▶ **Raw records**
--- Start ---

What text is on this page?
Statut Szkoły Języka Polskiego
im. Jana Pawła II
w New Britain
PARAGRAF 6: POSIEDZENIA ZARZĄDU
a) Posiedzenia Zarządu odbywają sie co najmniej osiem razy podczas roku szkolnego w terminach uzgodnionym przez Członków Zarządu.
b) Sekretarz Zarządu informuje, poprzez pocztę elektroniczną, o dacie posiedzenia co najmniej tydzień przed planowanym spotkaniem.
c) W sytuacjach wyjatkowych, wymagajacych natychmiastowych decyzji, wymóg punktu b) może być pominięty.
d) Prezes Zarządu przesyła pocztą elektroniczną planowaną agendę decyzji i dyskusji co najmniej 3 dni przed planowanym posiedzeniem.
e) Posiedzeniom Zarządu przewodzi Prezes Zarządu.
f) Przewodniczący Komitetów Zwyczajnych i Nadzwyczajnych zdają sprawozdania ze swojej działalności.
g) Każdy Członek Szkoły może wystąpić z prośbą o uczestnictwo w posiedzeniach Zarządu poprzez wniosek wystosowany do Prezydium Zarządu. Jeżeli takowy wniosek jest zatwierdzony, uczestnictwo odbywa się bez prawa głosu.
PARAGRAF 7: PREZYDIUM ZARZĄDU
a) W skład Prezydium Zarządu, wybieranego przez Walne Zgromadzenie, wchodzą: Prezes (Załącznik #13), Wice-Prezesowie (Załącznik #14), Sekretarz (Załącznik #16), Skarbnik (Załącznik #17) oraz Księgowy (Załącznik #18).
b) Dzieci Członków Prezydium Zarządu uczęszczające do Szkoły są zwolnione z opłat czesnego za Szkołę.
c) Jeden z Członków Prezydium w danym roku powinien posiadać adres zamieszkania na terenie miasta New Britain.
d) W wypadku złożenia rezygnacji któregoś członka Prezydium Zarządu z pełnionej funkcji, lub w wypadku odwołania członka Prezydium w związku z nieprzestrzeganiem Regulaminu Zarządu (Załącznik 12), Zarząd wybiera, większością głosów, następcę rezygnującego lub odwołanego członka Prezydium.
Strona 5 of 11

--- End ---

▶ **Exercise requirements**
Copy every line of the records above that holds the word "Britain".

▶ **Finished task**
w New Britain
c) Jeden z Członków Prezydium w danym roku powinien posiadać adres zamieszkania na terenie miasta New Britain.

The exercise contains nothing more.